* **Objective**
With the pictures left out, copy the listing below exactly.

****************

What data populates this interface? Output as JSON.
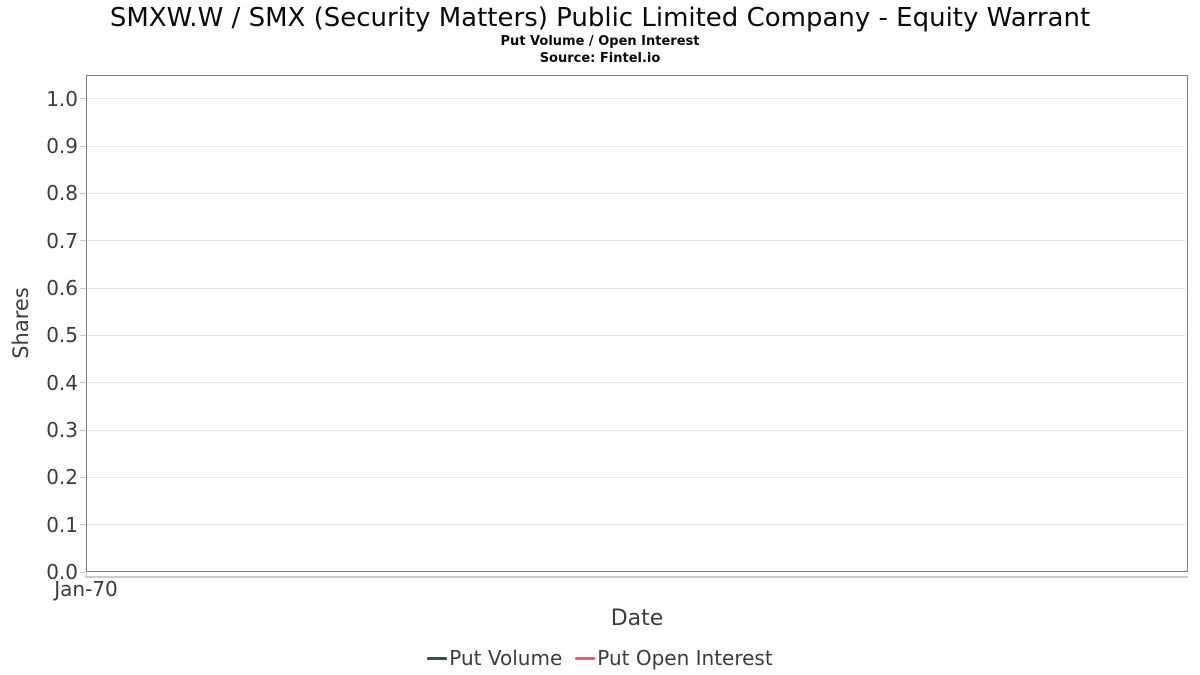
{
  "header": {
    "title": "SMXW.W / SMX (Security Matters) Public Limited Company - Equity Warrant",
    "subtitle": "Put Volume / Open Interest",
    "source": "Source: Fintel.io"
  },
  "chart_data": {
    "type": "line",
    "title": "SMXW.W / SMX (Security Matters) Public Limited Company - Equity Warrant",
    "subtitle": "Put Volume / Open Interest",
    "source": "Source: Fintel.io",
    "xlabel": "Date",
    "ylabel": "Shares",
    "ylim": [
      0,
      1.05
    ],
    "yticks": [
      0,
      0.1,
      0.2,
      0.3,
      0.4,
      0.5,
      0.6,
      0.7,
      0.8,
      0.9,
      1.0
    ],
    "ytick_labels": [
      "0.0",
      "0.1",
      "0.2",
      "0.3",
      "0.4",
      "0.5",
      "0.6",
      "0.7",
      "0.8",
      "0.9",
      "1.0"
    ],
    "xtick_labels": [
      "Jan-70"
    ],
    "xtick_positions": [
      0
    ],
    "grid": true,
    "legend_position": "bottom",
    "series": [
      {
        "name": "Put Volume",
        "color": "#2d5a3c",
        "x": [],
        "values": []
      },
      {
        "name": "Put Open Interest",
        "color": "#f55c5c",
        "x": [],
        "values": []
      }
    ]
  },
  "colors": {
    "grid": "#e6e6e6",
    "plot_border": "#7d7d7d",
    "axis_line": "#cccccc",
    "tick": "#c8c8c8",
    "axis_text": "#3c3c3c",
    "title_text": "#0a0a0a"
  }
}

****************

* **Result of the exercise**
What data populates this interface? Output as JSON.
{
  "header": {
    "title": "SMXW.W / SMX (Security Matters) Public Limited Company - Equity Warrant",
    "subtitle": "Put Volume / Open Interest",
    "source": "Source: Fintel.io"
  },
  "chart_data": {
    "type": "line",
    "title": "SMXW.W / SMX (Security Matters) Public Limited Company - Equity Warrant",
    "subtitle": "Put Volume / Open Interest",
    "source": "Source: Fintel.io",
    "xlabel": "Date",
    "ylabel": "Shares",
    "ylim": [
      0,
      1.05
    ],
    "yticks": [
      0,
      0.1,
      0.2,
      0.3,
      0.4,
      0.5,
      0.6,
      0.7,
      0.8,
      0.9,
      1.0
    ],
    "ytick_labels": [
      "0.0",
      "0.1",
      "0.2",
      "0.3",
      "0.4",
      "0.5",
      "0.6",
      "0.7",
      "0.8",
      "0.9",
      "1.0"
    ],
    "xtick_labels": [
      "Jan-70"
    ],
    "xtick_positions": [
      0
    ],
    "grid": true,
    "legend_position": "bottom",
    "series": [
      {
        "name": "Put Volume",
        "color": "#2d5a3c",
        "x": [],
        "values": []
      },
      {
        "name": "Put Open Interest",
        "color": "#f55c5c",
        "x": [],
        "values": []
      }
    ]
  },
  "colors": {
    "grid": "#e6e6e6",
    "plot_border": "#7d7d7d",
    "axis_line": "#cccccc",
    "tick": "#c8c8c8",
    "axis_text": "#3c3c3c",
    "title_text": "#0a0a0a"
  }
}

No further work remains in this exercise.